(Short exercise):
Select the lines of the records containing the word "pouco" and list them.

Data entries:
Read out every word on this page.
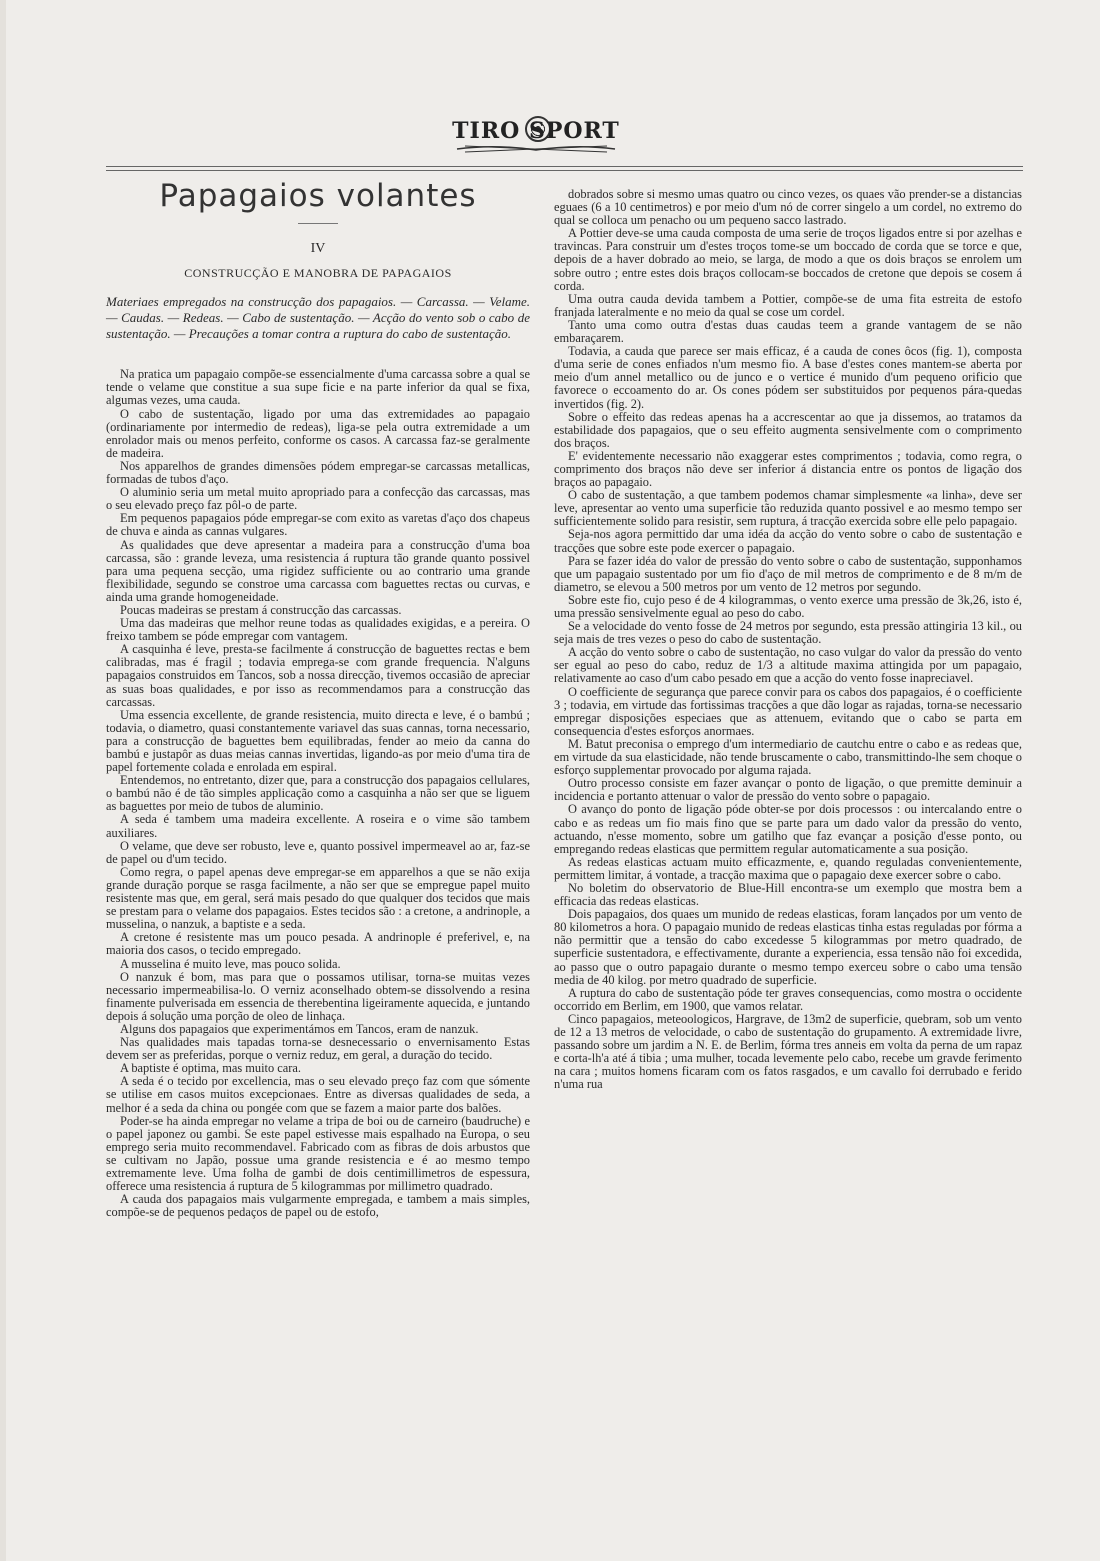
TIRO SPORT
Papagaios volantes
IV
CONSTRUCÇÃO E MANOBRA DE PAPAGAIOS
Materiaes empregados na construcção dos papagaios. — Carcassa. — Velame. — Caudas. — Redeas. — Cabo de sustentação. — Acção do vento sob o cabo de sustentação. — Precauções a tomar contra a ruptura do cabo de sustentação.

Na pratica um papagaio compõe-se essencialmente d'uma carcassa sobre a qual se tende o velame que constitue a sua supe ficie e na parte inferior da qual se fixa, algumas vezes, uma cauda.

O cabo de sustentação, ligado por uma das extremidades ao papagaio (ordinariamente por intermedio de redeas), liga-se pela outra extremidade a um enrolador mais ou menos perfeito, conforme os casos. A carcassa faz-se geralmente de madeira.

Nos apparelhos de grandes dimensões pódem empregar-se carcassas metallicas, formadas de tubos d'aço.

O aluminio seria um metal muito apropriado para a confecção das carcassas, mas o seu elevado preço faz pôl-o de parte.

Em pequenos papagaios póde empregar-se com exito as varetas d'aço dos chapeus de chuva e ainda as cannas vulgares.

As qualidades que deve apresentar a madeira para a construcção d'uma boa carcassa, são : grande leveza, uma resistencia á ruptura tão grande quanto possivel para uma pequena secção, uma rigidez sufficiente ou ao contrario uma grande flexibilidade, segundo se constroe uma carcassa com baguettes rectas ou curvas, e ainda uma grande homogeneidade.

Poucas madeiras se prestam á construcção das carcassas.

Uma das madeiras que melhor reune todas as qualidades exigidas, e a pereira. O freixo tambem se póde empregar com vantagem.

A casquinha é leve, presta-se facilmente á construcção de baguettes rectas e bem calibradas, mas é fragil ; todavia emprega-se com grande frequencia. N'alguns papagaios construidos em Tancos, sob a nossa direcção, tivemos occasião de apreciar as suas boas qualidades, e por isso as recommendamos para a construcção das carcassas.

Uma essencia excellente, de grande resistencia, muito directa e leve, é o bambú ; todavia, o diametro, quasi constantemente variavel das suas cannas, torna necessario, para a construcção de baguettes bem equilibradas, fender ao meio da canna do bambú e justapôr as duas meias cannas invertidas, ligando-as por meio d'uma tira de papel fortemente colada e enrolada em espiral.

Entendemos, no entretanto, dizer que, para a construcção dos papagaios cellulares, o bambú não é de tão simples applicação como a casquinha a não ser que se liguem as baguettes por meio de tubos de aluminio.

A seda é tambem uma madeira excellente. A roseira e o vime são tambem auxiliares.

O velame, que deve ser robusto, leve e, quanto possivel impermeavel ao ar, faz-se de papel ou d'um tecido.

Como regra, o papel apenas deve empregar-se em apparelhos a que se não exija grande duração porque se rasga facilmente, a não ser que se empregue papel muito resistente mas que, em geral, será mais pesado do que qualquer dos tecidos que mais se prestam para o velame dos papagaios. Estes tecidos são : a cretone, a andrinople, a musselina, o nanzuk, a baptiste e a seda.

A cretone é resistente mas um pouco pesada. A andrinople é preferivel, e, na maioria dos casos, o tecido empregado.

A musselina é muito leve, mas pouco solida.

O nanzuk é bom, mas para que o possamos utilisar, torna-se muitas vezes necessario impermeabilisa-lo. O verniz aconselhado obtem-se dissolvendo a resina finamente pulverisada em essencia de therebentina ligeiramente aquecida, e juntando depois á solução uma porção de oleo de linhaça.

Alguns dos papagaios que experimentámos em Tancos, eram de nanzuk.

Nas qualidades mais tapadas torna-se desnecessario o envernisamento Estas devem ser as preferidas, porque o verniz reduz, em geral, a duração do tecido.

A baptiste é optima, mas muito cara.

A seda é o tecido por excellencia, mas o seu elevado preço faz com que sómente se utilise em casos muitos excepcionaes. Entre as diversas qualidades de seda, a melhor é a seda da china ou pongée com que se fazem a maior parte dos balões.

Poder-se ha ainda empregar no velame a tripa de boi ou de carneiro (baudruche) e o papel japonez ou gambi. Se este papel estivesse mais espalhado na Europa, o seu emprego seria muito recommendavel. Fabricado com as fibras de dois arbustos que se cultivam no Japão, possue uma grande resistencia e é ao mesmo tempo extremamente leve. Uma folha de gambi de dois centimillimetros de espessura, offerece uma resistencia á ruptura de 5 kilogrammas por millimetro quadrado.

A cauda dos papagaios mais vulgarmente empregada, e tambem a mais simples, compõe-se de pequenos pedaços de papel ou de estofo,

dobrados sobre si mesmo umas quatro ou cinco vezes, os quaes vão prender-se a distancias eguaes (6 a 10 centimetros) e por meio d'um nó de correr singelo a um cordel, no extremo do qual se colloca um penacho ou um pequeno sacco lastrado.

A Pottier deve-se uma cauda composta de uma serie de troços ligados entre si por azelhas e travincas. Para construir um d'estes troços tome-se um boccado de corda que se torce e que, depois de a haver dobrado ao meio, se larga, de modo a que os dois braços se enrolem um sobre outro ; entre estes dois braços collocam-se boccados de cretone que depois se cosem á corda.

Uma outra cauda devida tambem a Pottier, compõe-se de uma fita estreita de estofo franjada lateralmente e no meio da qual se cose um cordel.

Tanto uma como outra d'estas duas caudas teem a grande vantagem de se não embaraçarem.

Todavia, a cauda que parece ser mais efficaz, é a cauda de cones ôcos (fig. 1), composta d'uma serie de cones enfiados n'um mesmo fio. A base d'estes cones mantem-se aberta por meio d'um annel metallico ou de junco e o vertice é munido d'um pequeno orificio que favorece o eccoamento do ar. Os cones pódem ser substituidos por pequenos pára-quedas invertidos (fig. 2).

Sobre o effeito das redeas apenas ha a accrescentar ao que ja dissemos, ao tratamos da estabilidade dos papagaios, que o seu effeito augmenta sensivelmente com o comprimento dos braços.

E' evidentemente necessario não exaggerar estes comprimentos ; todavia, como regra, o comprimento dos braços não deve ser inferior á distancia entre os pontos de ligação dos braços ao papagaio.

O cabo de sustentação, a que tambem podemos chamar simplesmente «a linha», deve ser leve, apresentar ao vento uma superficie tão reduzida quanto possivel e ao mesmo tempo ser sufficientemente solido para resistir, sem ruptura, á tracção exercida sobre elle pelo papagaio.

Seja-nos agora permittido dar uma idéa da acção do vento sobre o cabo de sustentação e tracções que sobre este pode exercer o papagaio.

Para se fazer idéa do valor de pressão do vento sobre o cabo de sustentação, supponhamos que um papagaio sustentado por um fio d'aço de mil metros de comprimento e de 8 m/m de diametro, se elevou a 500 metros por um vento de 12 metros por segundo.

Sobre este fio, cujo peso é de 4 kilogrammas, o vento exerce uma pressão de 3k,26, isto é, uma pressão sensivelmente egual ao peso do cabo.

Se a velocidade do vento fosse de 24 metros por segundo, esta pressão attingiria 13 kil., ou seja mais de tres vezes o peso do cabo de sustentação.

A acção do vento sobre o cabo de sustentação, no caso vulgar do valor da pressão do vento ser egual ao peso do cabo, reduz de 1/3 a altitude maxima attingida por um papagaio, relativamente ao caso d'um cabo pesado em que a acção do vento fosse inapreciavel.

O coefficiente de segurança que parece convir para os cabos dos papagaios, é o coefficiente 3 ; todavia, em virtude das fortissimas tracções a que dão logar as rajadas, torna-se necessario empregar disposições especiaes que as attenuem, evitando que o cabo se parta em consequencia d'estes esforços anormaes.

M. Batut preconisa o emprego d'um intermediario de cautchu entre o cabo e as redeas que, em virtude da sua elasticidade, não tende bruscamente o cabo, transmittindo-lhe sem choque o esforço supplementar provocado por alguma rajada.

Outro processo consiste em fazer avançar o ponto de ligação, o que premitte deminuir a incidencia e portanto attenuar o valor de pressão do vento sobre o papagaio.

O avanço do ponto de ligação póde obter-se por dois processos : ou intercalando entre o cabo e as redeas um fio mais fino que se parte para um dado valor da pressão do vento, actuando, n'esse momento, sobre um gatilho que faz evançar a posição d'esse ponto, ou empregando redeas elasticas que permittem regular automaticamente a sua posição.

As redeas elasticas actuam muito efficazmente, e, quando reguladas convenientemente, permittem limitar, á vontade, a tracção maxima que o papagaio dexe exercer sobre o cabo.

No boletim do observatorio de Blue-Hill encontra-se um exemplo que mostra bem a efficacia das redeas elasticas.

Dois papagaios, dos quaes um munido de redeas elasticas, foram lançados por um vento de 80 kilometros a hora. O papagaio munido de redeas elasticas tinha estas reguladas por fórma a não permittir que a tensão do cabo excedesse 5 kilogrammas por metro quadrado, de superficie sustentadora, e effectivamente, durante a experiencia, essa tensão não foi excedida, ao passo que o outro papagaio durante o mesmo tempo exerceu sobre o cabo uma tensão media de 40 kilog. por metro quadrado de superficie.

A ruptura do cabo de sustentação póde ter graves consequencias, como mostra o occidente occorrido em Berlim, em 1900, que vamos relatar.

Cinco papagaios, meteoologicos, Hargrave, de 13m2 de superficie, quebram, sob um vento de 12 a 13 metros de velocidade, o cabo de sustentação do grupamento. A extremidade livre, passando sobre um jardim a N. E. de Berlim, fórma tres anneis em volta da perna de um rapaz e corta-lh'a até á tibia ; uma mulher, tocada levemente pelo cabo, recebe um gravde ferimento na cara ; muitos homens ficaram com os fatos rasgados, e um cavallo foi derrubado e ferido n'uma rua
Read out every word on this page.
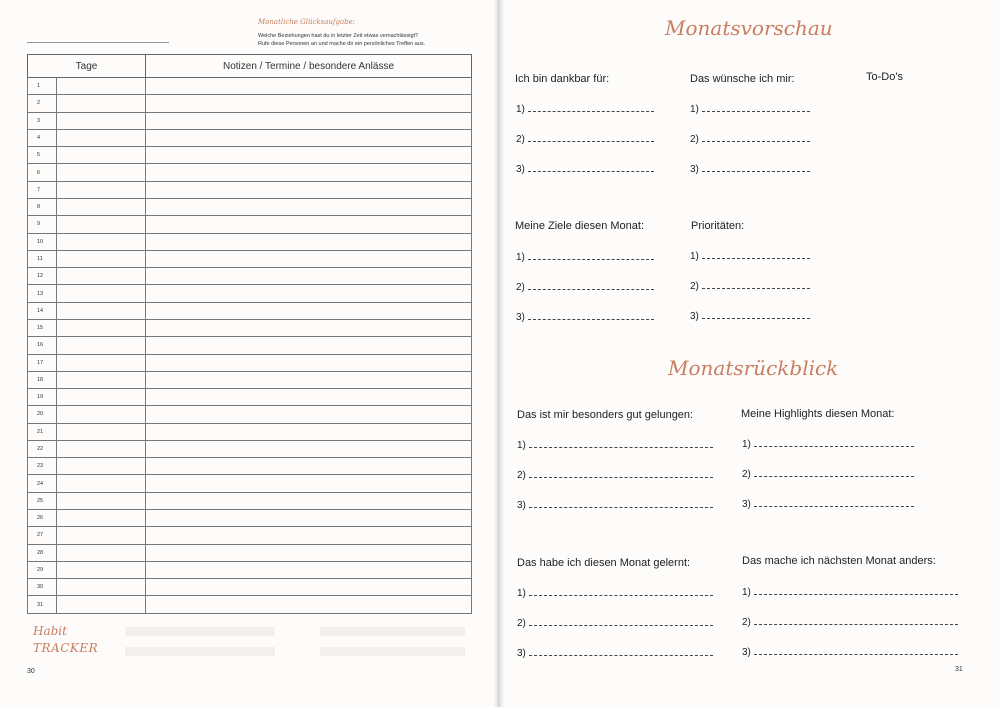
Monatliche Glücksaufgabe:
Welche Beziehungen hast du in letzter Zeit etwas vernachlässigt?
Rufe diese Personen an und mache dir ein persönliches Treffen aus.
Tage		Notizen / Termine / besondere Anlässe
1		
2		
3		
4		
5		
6		
7		
8		
9		
10		
11		
12		
13		
14		
15		
16		
17		
18		
19		
20		
21		
22		
23		
24		
25		
26		
27		
28		
29		
30		
31		
Habit
TRACKER
30
Monatsvorschau
Ich bin dankbar für:	Das wünsche ich mir:	To-Do's
1)
2)
3)
1)
2)
3)
Meine Ziele diesen Monat:	Prioritäten:
1)
2)
3)
1)
2)
3)
Monatsrückblick
Das ist mir besonders gut gelungen:	Meine Highlights diesen Monat:
1)
2)
3)
1)
2)
3)
Das habe ich diesen Monat gelernt:	Das mache ich nächsten Monat anders:
1)
2)
3)
1)
2)
3)
31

(Response to the task):
A cretone é resistente mas um pouco pesada. A andrinople é preferivel, e, na maioria dos casos, o tecido empregado.
A musselina é muito leve, mas pouco solida.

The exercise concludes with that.